Could you copy every line from the material below in which "nStadium" appears?

◆ **Data shown**:

== == ==

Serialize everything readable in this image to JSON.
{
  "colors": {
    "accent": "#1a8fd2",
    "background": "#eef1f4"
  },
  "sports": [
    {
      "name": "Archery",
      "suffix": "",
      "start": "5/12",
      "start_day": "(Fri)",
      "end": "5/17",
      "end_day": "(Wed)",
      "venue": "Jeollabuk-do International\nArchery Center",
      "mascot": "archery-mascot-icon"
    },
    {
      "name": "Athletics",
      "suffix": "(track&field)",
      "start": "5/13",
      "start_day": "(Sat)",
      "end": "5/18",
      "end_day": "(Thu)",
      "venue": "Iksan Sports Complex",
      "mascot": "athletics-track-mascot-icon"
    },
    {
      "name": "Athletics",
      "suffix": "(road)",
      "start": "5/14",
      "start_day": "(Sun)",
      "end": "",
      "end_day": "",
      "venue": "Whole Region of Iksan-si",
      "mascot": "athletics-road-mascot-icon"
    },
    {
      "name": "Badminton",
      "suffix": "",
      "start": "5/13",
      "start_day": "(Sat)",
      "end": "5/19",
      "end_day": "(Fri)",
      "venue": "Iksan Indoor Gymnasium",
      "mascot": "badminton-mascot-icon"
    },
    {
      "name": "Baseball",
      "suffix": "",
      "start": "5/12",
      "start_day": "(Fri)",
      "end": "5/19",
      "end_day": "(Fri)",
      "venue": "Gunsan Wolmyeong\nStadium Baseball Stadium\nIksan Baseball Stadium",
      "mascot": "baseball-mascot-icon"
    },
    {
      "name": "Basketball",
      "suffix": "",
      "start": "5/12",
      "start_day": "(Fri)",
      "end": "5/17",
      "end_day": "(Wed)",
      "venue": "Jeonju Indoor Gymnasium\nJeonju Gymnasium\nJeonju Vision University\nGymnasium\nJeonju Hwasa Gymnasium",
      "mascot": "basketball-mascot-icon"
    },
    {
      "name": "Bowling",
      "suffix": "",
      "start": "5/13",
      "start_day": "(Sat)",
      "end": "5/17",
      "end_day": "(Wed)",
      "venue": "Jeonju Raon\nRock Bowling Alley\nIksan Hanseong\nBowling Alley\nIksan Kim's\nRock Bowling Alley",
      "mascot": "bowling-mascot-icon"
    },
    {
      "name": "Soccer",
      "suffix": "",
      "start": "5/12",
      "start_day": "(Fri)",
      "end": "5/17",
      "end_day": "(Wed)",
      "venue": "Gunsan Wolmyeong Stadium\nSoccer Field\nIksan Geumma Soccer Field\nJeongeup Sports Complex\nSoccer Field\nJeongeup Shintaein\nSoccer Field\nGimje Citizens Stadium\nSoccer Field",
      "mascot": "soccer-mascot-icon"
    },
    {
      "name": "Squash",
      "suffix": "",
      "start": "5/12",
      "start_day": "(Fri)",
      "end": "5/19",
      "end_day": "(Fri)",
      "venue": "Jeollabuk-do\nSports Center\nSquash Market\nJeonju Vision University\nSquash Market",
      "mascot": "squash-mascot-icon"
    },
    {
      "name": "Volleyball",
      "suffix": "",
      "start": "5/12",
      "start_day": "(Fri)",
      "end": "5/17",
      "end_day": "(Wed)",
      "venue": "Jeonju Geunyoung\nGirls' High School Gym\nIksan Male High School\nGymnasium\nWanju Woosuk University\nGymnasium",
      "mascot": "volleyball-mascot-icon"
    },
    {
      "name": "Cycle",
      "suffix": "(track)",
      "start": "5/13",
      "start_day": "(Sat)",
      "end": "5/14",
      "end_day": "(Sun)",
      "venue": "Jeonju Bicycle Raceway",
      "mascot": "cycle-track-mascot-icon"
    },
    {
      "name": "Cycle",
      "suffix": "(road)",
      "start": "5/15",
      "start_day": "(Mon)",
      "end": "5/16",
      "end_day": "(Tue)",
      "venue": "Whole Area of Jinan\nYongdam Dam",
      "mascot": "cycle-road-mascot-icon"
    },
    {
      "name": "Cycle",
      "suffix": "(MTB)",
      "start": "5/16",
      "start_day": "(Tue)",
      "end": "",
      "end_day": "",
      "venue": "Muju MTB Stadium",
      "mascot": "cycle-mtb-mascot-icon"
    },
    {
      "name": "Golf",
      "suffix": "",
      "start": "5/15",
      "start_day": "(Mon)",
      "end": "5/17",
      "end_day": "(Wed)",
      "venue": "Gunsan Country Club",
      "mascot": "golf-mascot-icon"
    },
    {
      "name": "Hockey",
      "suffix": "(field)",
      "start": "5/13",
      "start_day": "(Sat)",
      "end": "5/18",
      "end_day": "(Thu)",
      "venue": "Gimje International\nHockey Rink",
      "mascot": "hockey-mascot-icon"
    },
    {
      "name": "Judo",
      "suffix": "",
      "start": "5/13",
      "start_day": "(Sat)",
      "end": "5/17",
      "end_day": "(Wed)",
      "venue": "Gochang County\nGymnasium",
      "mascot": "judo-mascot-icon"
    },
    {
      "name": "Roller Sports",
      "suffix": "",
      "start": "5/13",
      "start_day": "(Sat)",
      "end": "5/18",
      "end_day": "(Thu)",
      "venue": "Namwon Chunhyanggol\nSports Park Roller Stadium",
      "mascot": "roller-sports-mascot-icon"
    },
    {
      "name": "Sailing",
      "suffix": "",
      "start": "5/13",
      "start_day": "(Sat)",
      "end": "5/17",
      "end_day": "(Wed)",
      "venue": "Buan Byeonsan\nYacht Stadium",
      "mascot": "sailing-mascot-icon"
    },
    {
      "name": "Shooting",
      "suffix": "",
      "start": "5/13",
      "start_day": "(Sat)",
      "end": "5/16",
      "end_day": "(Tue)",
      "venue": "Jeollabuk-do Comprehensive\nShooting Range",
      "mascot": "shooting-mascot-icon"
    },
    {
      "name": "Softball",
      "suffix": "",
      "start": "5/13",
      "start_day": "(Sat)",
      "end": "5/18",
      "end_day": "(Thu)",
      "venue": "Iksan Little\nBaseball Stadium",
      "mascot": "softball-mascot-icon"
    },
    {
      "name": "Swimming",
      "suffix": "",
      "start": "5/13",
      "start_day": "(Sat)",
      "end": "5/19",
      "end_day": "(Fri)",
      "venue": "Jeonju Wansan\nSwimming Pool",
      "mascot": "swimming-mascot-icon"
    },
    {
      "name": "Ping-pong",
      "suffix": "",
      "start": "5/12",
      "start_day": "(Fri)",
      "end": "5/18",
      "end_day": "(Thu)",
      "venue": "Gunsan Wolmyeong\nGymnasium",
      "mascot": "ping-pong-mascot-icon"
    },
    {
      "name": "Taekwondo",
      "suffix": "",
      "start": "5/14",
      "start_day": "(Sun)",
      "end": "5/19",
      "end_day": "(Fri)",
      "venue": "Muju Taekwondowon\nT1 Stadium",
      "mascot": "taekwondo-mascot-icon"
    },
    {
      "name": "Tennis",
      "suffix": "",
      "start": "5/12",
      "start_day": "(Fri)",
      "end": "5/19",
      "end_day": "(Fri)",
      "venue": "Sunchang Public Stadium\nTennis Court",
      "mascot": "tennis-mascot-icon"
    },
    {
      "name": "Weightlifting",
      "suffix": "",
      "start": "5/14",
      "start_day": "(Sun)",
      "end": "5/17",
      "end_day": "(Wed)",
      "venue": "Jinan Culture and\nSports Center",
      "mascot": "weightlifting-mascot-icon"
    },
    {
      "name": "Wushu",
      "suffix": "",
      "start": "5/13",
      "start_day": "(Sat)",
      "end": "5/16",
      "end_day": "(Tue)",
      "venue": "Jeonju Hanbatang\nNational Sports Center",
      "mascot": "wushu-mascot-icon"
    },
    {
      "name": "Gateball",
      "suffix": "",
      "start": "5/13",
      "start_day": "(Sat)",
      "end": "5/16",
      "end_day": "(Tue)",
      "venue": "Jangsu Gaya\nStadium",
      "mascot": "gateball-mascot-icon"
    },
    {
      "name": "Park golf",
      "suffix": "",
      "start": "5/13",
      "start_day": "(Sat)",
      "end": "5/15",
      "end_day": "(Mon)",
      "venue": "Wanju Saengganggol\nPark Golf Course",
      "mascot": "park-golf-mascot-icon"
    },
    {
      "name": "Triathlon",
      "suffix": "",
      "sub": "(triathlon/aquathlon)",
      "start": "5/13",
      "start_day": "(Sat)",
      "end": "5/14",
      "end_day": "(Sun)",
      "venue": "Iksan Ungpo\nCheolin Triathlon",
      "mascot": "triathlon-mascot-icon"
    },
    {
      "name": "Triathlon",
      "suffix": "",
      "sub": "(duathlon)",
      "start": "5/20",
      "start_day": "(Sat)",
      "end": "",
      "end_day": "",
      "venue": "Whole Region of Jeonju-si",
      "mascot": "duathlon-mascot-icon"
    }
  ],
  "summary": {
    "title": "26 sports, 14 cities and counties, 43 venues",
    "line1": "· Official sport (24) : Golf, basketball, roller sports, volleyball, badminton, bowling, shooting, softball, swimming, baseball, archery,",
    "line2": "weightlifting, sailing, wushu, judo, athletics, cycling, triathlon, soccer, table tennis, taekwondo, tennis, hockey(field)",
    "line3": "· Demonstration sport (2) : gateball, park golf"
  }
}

== == ==

◆ **Exercise response**:
      "venue": "Gunsan Wolmyeong\nStadium Baseball Stadium\nIksan Baseball Stadium",
      "venue": "Jangsu Gaya\nStadium",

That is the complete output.